Write out the data again in full, exactly as it reads.

**Data excerpts**

++++++++

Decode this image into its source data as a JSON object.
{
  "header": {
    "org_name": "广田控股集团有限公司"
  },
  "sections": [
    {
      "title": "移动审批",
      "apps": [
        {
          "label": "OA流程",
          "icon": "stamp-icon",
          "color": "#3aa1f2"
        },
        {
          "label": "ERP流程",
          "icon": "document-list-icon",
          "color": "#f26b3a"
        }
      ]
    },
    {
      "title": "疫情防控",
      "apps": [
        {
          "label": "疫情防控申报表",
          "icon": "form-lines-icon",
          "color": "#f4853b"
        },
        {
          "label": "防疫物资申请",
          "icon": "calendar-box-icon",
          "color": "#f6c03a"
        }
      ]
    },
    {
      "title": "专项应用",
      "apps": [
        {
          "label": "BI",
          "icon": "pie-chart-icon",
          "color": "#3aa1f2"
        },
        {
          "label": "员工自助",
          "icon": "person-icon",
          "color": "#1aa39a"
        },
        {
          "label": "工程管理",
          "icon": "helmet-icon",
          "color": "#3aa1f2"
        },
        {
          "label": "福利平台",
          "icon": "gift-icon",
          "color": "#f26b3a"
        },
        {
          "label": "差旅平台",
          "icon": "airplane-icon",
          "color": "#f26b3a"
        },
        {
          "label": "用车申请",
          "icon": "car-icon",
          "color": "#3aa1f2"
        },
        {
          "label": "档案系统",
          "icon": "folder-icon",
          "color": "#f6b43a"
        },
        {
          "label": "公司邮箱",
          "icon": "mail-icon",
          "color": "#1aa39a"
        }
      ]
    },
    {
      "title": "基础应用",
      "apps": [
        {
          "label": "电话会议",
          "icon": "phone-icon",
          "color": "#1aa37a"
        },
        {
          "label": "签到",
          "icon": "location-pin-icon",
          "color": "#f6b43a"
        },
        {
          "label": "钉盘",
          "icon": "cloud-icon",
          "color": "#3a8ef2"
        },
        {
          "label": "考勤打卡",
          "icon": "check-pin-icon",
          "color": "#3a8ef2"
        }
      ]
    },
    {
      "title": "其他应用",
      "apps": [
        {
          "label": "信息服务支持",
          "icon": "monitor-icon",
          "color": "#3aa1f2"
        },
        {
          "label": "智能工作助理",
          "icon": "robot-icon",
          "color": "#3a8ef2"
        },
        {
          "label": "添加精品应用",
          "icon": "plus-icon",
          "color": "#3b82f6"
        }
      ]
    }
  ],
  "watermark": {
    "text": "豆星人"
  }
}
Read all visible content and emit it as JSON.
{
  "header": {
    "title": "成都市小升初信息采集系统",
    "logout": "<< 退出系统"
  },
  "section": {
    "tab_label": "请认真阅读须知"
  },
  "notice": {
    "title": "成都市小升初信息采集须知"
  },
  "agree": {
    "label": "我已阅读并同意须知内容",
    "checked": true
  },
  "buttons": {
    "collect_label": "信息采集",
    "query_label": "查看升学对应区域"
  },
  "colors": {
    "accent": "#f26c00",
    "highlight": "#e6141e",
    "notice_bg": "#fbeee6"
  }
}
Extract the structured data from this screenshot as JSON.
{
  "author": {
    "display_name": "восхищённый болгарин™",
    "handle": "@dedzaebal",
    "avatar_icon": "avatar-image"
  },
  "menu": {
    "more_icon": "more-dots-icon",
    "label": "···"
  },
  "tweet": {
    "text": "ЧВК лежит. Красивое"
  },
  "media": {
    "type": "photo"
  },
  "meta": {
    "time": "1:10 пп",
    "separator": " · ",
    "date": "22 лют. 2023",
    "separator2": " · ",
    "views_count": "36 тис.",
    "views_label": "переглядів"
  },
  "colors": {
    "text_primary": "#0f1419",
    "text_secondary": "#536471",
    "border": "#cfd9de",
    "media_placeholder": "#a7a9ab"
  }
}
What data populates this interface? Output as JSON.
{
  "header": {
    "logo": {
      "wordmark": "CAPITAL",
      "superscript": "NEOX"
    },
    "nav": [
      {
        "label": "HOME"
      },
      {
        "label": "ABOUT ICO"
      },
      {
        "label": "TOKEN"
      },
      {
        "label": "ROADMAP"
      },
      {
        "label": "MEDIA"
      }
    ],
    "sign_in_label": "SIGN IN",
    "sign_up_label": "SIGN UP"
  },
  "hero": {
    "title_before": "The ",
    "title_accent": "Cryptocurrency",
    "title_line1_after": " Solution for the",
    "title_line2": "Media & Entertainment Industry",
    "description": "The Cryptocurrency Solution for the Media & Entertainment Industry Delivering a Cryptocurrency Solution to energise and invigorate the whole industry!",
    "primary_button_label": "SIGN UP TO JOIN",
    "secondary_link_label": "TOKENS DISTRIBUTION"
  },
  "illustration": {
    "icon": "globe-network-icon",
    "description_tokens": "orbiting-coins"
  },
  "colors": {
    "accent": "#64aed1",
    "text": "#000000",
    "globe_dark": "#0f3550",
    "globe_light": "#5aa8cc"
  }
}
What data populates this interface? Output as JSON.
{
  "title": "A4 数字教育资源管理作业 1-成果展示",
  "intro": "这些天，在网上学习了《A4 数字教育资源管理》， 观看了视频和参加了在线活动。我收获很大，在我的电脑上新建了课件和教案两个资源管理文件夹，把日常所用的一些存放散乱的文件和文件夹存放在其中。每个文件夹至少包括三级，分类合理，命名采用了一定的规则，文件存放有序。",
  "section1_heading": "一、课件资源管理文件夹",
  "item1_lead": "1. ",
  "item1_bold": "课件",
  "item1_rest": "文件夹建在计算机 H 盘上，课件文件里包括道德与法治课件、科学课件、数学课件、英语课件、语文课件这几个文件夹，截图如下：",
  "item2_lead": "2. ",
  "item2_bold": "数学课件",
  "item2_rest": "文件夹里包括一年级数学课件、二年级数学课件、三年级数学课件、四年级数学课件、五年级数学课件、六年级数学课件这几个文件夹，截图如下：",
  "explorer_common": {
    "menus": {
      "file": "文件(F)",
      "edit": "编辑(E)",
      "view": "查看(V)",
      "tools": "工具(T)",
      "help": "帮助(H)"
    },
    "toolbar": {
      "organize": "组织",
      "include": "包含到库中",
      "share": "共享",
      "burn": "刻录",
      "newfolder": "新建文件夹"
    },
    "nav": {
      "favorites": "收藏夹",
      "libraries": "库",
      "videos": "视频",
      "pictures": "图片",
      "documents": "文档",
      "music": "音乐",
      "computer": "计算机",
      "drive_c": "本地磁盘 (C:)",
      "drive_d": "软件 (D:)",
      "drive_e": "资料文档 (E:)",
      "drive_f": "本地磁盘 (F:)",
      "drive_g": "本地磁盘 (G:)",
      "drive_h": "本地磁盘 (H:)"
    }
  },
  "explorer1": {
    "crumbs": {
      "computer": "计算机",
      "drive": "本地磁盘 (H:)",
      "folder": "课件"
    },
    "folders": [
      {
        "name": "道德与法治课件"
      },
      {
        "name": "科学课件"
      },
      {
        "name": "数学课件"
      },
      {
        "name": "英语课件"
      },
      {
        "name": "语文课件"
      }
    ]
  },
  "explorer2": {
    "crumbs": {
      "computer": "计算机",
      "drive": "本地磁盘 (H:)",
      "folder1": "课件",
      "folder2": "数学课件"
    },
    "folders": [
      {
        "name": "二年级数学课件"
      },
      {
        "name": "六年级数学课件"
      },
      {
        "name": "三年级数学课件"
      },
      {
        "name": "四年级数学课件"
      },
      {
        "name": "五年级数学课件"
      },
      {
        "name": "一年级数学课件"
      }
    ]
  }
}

++++++++

**Written response**
Decode this image into its source data as a JSON object.
{
  "header": {
    "org_name": "广田控股集团有限公司"
  },
  "sections": [
    {
      "title": "移动审批",
      "apps": [
        {
          "label": "OA流程",
          "icon": "stamp-icon",
          "color": "#3aa1f2"
        },
        {
          "label": "ERP流程",
          "icon": "document-list-icon",
          "color": "#f26b3a"
        }
      ]
    },
    {
      "title": "疫情防控",
      "apps": [
        {
          "label": "疫情防控申报表",
          "icon": "form-lines-icon",
          "color": "#f4853b"
        },
        {
          "label": "防疫物资申请",
          "icon": "calendar-box-icon",
          "color": "#f6c03a"
        }
      ]
    },
    {
      "title": "专项应用",
      "apps": [
        {
          "label": "BI",
          "icon": "pie-chart-icon",
          "color": "#3aa1f2"
        },
        {
          "label": "员工自助",
          "icon": "person-icon",
          "color": "#1aa39a"
        },
        {
          "label": "工程管理",
          "icon": "helmet-icon",
          "color": "#3aa1f2"
        },
        {
          "label": "福利平台",
          "icon": "gift-icon",
          "color": "#f26b3a"
        },
        {
          "label": "差旅平台",
          "icon": "airplane-icon",
          "color": "#f26b3a"
        },
        {
          "label": "用车申请",
          "icon": "car-icon",
          "color": "#3aa1f2"
        },
        {
          "label": "档案系统",
          "icon": "folder-icon",
          "color": "#f6b43a"
        },
        {
          "label": "公司邮箱",
          "icon": "mail-icon",
          "color": "#1aa39a"
        }
      ]
    },
    {
      "title": "基础应用",
      "apps": [
        {
          "label": "电话会议",
          "icon": "phone-icon",
          "color": "#1aa37a"
        },
        {
          "label": "签到",
          "icon": "location-pin-icon",
          "color": "#f6b43a"
        },
        {
          "label": "钉盘",
          "icon": "cloud-icon",
          "color": "#3a8ef2"
        },
        {
          "label": "考勤打卡",
          "icon": "check-pin-icon",
          "color": "#3a8ef2"
        }
      ]
    },
    {
      "title": "其他应用",
      "apps": [
        {
          "label": "信息服务支持",
          "icon": "monitor-icon",
          "color": "#3aa1f2"
        },
        {
          "label": "智能工作助理",
          "icon": "robot-icon",
          "color": "#3a8ef2"
        },
        {
          "label": "添加精品应用",
          "icon": "plus-icon",
          "color": "#3b82f6"
        }
      ]
    }
  ],
  "watermark": {
    "text": "豆星人"
  }
}
Read all visible content and emit it as JSON.
{
  "header": {
    "title": "成都市小升初信息采集系统",
    "logout": "<< 退出系统"
  },
  "section": {
    "tab_label": "请认真阅读须知"
  },
  "notice": {
    "title": "成都市小升初信息采集须知"
  },
  "agree": {
    "label": "我已阅读并同意须知内容",
    "checked": true
  },
  "buttons": {
    "collect_label": "信息采集",
    "query_label": "查看升学对应区域"
  },
  "colors": {
    "accent": "#f26c00",
    "highlight": "#e6141e",
    "notice_bg": "#fbeee6"
  }
}
Extract the structured data from this screenshot as JSON.
{
  "author": {
    "display_name": "восхищённый болгарин™",
    "handle": "@dedzaebal",
    "avatar_icon": "avatar-image"
  },
  "menu": {
    "more_icon": "more-dots-icon",
    "label": "···"
  },
  "tweet": {
    "text": "ЧВК лежит. Красивое"
  },
  "media": {
    "type": "photo"
  },
  "meta": {
    "time": "1:10 пп",
    "separator": " · ",
    "date": "22 лют. 2023",
    "separator2": " · ",
    "views_count": "36 тис.",
    "views_label": "переглядів"
  },
  "colors": {
    "text_primary": "#0f1419",
    "text_secondary": "#536471",
    "border": "#cfd9de",
    "media_placeholder": "#a7a9ab"
  }
}
What data populates this interface? Output as JSON.
{
  "header": {
    "logo": {
      "wordmark": "CAPITAL",
      "superscript": "NEOX"
    },
    "nav": [
      {
        "label": "HOME"
      },
      {
        "label": "ABOUT ICO"
      },
      {
        "label": "TOKEN"
      },
      {
        "label": "ROADMAP"
      },
      {
        "label": "MEDIA"
      }
    ],
    "sign_in_label": "SIGN IN",
    "sign_up_label": "SIGN UP"
  },
  "hero": {
    "title_before": "The ",
    "title_accent": "Cryptocurrency",
    "title_line1_after": " Solution for the",
    "title_line2": "Media & Entertainment Industry",
    "description": "The Cryptocurrency Solution for the Media & Entertainment Industry Delivering a Cryptocurrency Solution to energise and invigorate the whole industry!",
    "primary_button_label": "SIGN UP TO JOIN",
    "secondary_link_label": "TOKENS DISTRIBUTION"
  },
  "illustration": {
    "icon": "globe-network-icon",
    "description_tokens": "orbiting-coins"
  },
  "colors": {
    "accent": "#64aed1",
    "text": "#000000",
    "globe_dark": "#0f3550",
    "globe_light": "#5aa8cc"
  }
}
What data populates this interface? Output as JSON.
{
  "title": "A4 数字教育资源管理作业 1-成果展示",
  "intro": "这些天，在网上学习了《A4 数字教育资源管理》， 观看了视频和参加了在线活动。我收获很大，在我的电脑上新建了课件和教案两个资源管理文件夹，把日常所用的一些存放散乱的文件和文件夹存放在其中。每个文件夹至少包括三级，分类合理，命名采用了一定的规则，文件存放有序。",
  "section1_heading": "一、课件资源管理文件夹",
  "item1_lead": "1. ",
  "item1_bold": "课件",
  "item1_rest": "文件夹建在计算机 H 盘上，课件文件里包括道德与法治课件、科学课件、数学课件、英语课件、语文课件这几个文件夹，截图如下：",
  "item2_lead": "2. ",
  "item2_bold": "数学课件",
  "item2_rest": "文件夹里包括一年级数学课件、二年级数学课件、三年级数学课件、四年级数学课件、五年级数学课件、六年级数学课件这几个文件夹，截图如下：",
  "explorer_common": {
    "menus": {
      "file": "文件(F)",
      "edit": "编辑(E)",
      "view": "查看(V)",
      "tools": "工具(T)",
      "help": "帮助(H)"
    },
    "toolbar": {
      "organize": "组织",
      "include": "包含到库中",
      "share": "共享",
      "burn": "刻录",
      "newfolder": "新建文件夹"
    },
    "nav": {
      "favorites": "收藏夹",
      "libraries": "库",
      "videos": "视频",
      "pictures": "图片",
      "documents": "文档",
      "music": "音乐",
      "computer": "计算机",
      "drive_c": "本地磁盘 (C:)",
      "drive_d": "软件 (D:)",
      "drive_e": "资料文档 (E:)",
      "drive_f": "本地磁盘 (F:)",
      "drive_g": "本地磁盘 (G:)",
      "drive_h": "本地磁盘 (H:)"
    }
  },
  "explorer1": {
    "crumbs": {
      "computer": "计算机",
      "drive": "本地磁盘 (H:)",
      "folder": "课件"
    },
    "folders": [
      {
        "name": "道德与法治课件"
      },
      {
        "name": "科学课件"
      },
      {
        "name": "数学课件"
      },
      {
        "name": "英语课件"
      },
      {
        "name": "语文课件"
      }
    ]
  },
  "explorer2": {
    "crumbs": {
      "computer": "计算机",
      "drive": "本地磁盘 (H:)",
      "folder1": "课件",
      "folder2": "数学课件"
    },
    "folders": [
      {
        "name": "二年级数学课件"
      },
      {
        "name": "六年级数学课件"
      },
      {
        "name": "三年级数学课件"
      },
      {
        "name": "四年级数学课件"
      },
      {
        "name": "五年级数学课件"
      },
      {
        "name": "一年级数学课件"
      }
    ]
  }
}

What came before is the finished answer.